The obstetric community at large loves this drug. Some doctors refuse to use it at all, and some use it rarely. It’s a little white pill that as one person put it, “turns the cervix into absolute MUSHIE.” That’s the good side. But you know there has to be a bad side. First of all, notice the little picture of the pregnant woman with the big red slash over it. That obviously means it should not be given to pregnant women. The red rectangle on the side is a verbal description of why.
As a pharmacy tech for over 5 years, I’m well acquainted with drugs, their intended effects, and their side effects. All drugs have side effects. Sometimes this effect is so slight that people don’t even notice it; other times it’s overwhelming, or even deadly. Even something as innocuous as Tylenol (acetaminophen) can be deadly. Years ago, I read a story of a college student who accidentally overdosed on acetaminophen and required an emergency liver transplant, because she took several cold medicines and didn’t realize that all of them had acetaminophen in them.
Here is the package insert for Cytotec, taken from the FDA’s website. You should first know what this drug is–it’s to treat ulcers. They found out that it causes uterine contractions, which is why it’s contraindicated for pregnant women. I’ve heard of women inducing their own abortions by getting this medication and taking a few of them. The package insert says that after the 8th week of pregnancy, this drug can cause uterine rupture, but some abortion clinics’ websites I found said they use this drug in 2nd-trimester abortions.
But, after doctors found out that it can ripen an unfavorable cervix, it began to be used popularly in hospitals. I’ve heard more than one report that women are being given this without their knowledge, and/or without informed consent. One of my fellow childbirth educators was the first to tell an OB-resident of the potential dangers of this drug. He had never heard of the risks. Many women are just told that they’ll be given a pill (usually vaginally) to ripen their cervix. They are not told that this drug is contraindicated in pregnant women; nor are they told that it is an off-label use of the drug. What the doctors are doing is completely legal, but I consider it to be unethical not to give these women the full information.
Here is the information from the package insert about labor and delivery:
Cytotec can induce or augment uterine contractions. Vaginal administration of Cytotec, outside of its approved indication, has been used as a cervical ripening agent, for the induction of labor and for treatment of serious postpartum hemorrhage in the presence of uterine atony. A major adverse effect of the obstetrical use of Cytotec is hyperstimulation of the uterus which may progress to uterine tetany with marked impairment of uteroplacental blood flow, uterine rupture (requiring surgical repair, hysterectomy, and/or salpingo-oophorectomy), or amniotic fluid embolism. Pelvic pain, retained placenta, severe genital bleeding, shock, fetal bradycardia, and fetal and maternal death have been reported.
There may be an increased risk of uterine tachysystole, uterine rupture, meconium passage, meconium staining of amniotic fluid, and Cesarean delivery due to uterine hyperstimulation with the use of higher doses of Cytotec; including the manufactured 100 mcg tablet. The risk of uterine rupture increases with advancing gestational ages and with prior uterine surgery, including Cesarean delivery. Grand multiparity also appears to be a risk factor for uterine rupture.

(Bounding box prediction data)
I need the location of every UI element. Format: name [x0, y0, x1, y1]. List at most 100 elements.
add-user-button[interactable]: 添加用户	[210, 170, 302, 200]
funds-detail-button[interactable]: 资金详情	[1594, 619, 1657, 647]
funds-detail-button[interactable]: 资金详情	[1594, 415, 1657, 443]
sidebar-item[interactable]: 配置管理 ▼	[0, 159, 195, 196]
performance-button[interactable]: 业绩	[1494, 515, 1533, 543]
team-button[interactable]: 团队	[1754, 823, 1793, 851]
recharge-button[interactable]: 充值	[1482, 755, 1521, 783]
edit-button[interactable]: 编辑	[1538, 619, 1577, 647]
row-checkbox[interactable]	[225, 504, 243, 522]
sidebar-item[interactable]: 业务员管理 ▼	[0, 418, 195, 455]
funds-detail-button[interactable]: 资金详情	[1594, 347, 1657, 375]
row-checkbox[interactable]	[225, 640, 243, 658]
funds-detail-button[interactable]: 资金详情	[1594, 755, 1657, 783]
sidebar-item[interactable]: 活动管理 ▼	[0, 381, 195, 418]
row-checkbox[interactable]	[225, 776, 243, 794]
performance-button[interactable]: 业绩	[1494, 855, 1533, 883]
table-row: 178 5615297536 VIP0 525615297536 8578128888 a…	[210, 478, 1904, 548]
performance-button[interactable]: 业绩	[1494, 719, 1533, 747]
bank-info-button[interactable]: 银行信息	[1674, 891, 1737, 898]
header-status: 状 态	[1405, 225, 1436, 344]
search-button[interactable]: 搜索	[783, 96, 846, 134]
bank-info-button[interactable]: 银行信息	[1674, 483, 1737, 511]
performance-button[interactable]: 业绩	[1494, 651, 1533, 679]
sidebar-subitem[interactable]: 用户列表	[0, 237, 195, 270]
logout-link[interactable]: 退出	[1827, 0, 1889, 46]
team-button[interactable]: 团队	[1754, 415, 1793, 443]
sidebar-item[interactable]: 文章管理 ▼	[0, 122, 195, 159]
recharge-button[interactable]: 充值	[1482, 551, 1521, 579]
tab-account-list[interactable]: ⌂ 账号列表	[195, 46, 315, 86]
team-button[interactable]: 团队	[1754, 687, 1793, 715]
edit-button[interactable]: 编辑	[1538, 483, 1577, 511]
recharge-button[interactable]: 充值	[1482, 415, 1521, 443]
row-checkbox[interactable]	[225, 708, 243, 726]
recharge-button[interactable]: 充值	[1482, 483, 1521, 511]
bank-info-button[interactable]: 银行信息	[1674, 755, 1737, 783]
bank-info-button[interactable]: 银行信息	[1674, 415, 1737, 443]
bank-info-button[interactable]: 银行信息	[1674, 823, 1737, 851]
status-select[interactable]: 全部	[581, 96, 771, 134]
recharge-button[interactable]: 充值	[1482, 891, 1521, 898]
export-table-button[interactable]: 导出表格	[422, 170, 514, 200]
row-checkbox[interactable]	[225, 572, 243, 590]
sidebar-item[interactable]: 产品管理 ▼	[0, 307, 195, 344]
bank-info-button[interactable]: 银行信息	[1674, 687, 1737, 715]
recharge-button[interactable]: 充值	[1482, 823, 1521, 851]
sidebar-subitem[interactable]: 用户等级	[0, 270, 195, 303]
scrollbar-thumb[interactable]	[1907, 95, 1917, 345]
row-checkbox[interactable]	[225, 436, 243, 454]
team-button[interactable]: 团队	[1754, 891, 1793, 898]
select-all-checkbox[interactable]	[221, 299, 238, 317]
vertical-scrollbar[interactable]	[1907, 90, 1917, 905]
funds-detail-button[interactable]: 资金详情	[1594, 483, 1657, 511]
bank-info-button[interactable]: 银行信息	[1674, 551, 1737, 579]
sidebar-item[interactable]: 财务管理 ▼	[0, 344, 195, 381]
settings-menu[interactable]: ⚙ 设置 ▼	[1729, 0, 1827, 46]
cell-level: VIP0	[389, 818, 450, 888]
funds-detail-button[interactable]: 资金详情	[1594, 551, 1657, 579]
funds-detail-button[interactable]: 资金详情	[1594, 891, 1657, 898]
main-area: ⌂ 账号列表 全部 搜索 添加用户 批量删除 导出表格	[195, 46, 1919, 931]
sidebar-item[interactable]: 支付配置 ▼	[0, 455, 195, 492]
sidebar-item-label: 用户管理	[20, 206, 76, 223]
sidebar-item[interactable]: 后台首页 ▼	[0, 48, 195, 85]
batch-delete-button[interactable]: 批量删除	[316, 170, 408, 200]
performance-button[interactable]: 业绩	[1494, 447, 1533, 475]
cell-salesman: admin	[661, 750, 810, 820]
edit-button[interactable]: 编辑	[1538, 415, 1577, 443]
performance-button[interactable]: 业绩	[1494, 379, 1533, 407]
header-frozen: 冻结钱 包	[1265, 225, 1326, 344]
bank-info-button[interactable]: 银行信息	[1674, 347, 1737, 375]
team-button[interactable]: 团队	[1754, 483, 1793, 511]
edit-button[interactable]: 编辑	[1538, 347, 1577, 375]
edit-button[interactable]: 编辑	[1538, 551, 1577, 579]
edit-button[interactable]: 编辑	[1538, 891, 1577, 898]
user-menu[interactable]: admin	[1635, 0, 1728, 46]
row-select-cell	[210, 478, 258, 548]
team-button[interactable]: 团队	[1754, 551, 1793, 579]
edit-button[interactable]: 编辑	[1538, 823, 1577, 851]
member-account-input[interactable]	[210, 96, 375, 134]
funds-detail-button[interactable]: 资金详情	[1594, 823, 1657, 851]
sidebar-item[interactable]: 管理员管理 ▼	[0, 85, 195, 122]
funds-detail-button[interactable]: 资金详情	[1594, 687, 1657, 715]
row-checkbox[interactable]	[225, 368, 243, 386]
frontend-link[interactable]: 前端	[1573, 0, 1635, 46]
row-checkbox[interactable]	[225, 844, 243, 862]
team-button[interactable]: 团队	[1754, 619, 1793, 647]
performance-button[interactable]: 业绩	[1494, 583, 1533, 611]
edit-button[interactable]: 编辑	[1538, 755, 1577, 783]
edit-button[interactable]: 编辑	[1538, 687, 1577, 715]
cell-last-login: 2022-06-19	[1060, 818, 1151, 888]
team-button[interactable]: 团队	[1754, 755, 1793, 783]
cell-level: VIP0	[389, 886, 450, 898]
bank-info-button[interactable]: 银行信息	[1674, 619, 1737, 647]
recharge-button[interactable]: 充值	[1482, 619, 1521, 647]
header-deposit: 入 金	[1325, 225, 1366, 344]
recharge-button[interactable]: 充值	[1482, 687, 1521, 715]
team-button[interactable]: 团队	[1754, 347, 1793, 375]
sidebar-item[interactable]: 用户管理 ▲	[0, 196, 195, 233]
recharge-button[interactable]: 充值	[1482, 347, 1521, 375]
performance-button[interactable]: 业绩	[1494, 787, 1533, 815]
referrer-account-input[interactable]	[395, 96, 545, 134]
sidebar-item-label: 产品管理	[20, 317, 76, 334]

### Aim of the task:
Condense the paragraph of the Cytotec text that begins "But, after doctors found out" into a short bulleted list that keeps its main facts. Work only from the Cytotec text and ignore the entries.

### Result of the exercise:
- Once doctors learned the drug can ripen an unfavorable cervix, it came into wide use in hospitals.
- There are reports of women receiving it without their knowledge or without informed consent.
- A childbirth educator was the first to tell an OB resident about its potential dangers; he had never heard of the risks.
- Women are often told only that a pill, usually given vaginally, will ripen their cervix.
- They are not told that the drug is contraindicated in pregnancy or that this is an off-label use.
- The practice is legal, but the writer considers it unethical to withhold this information.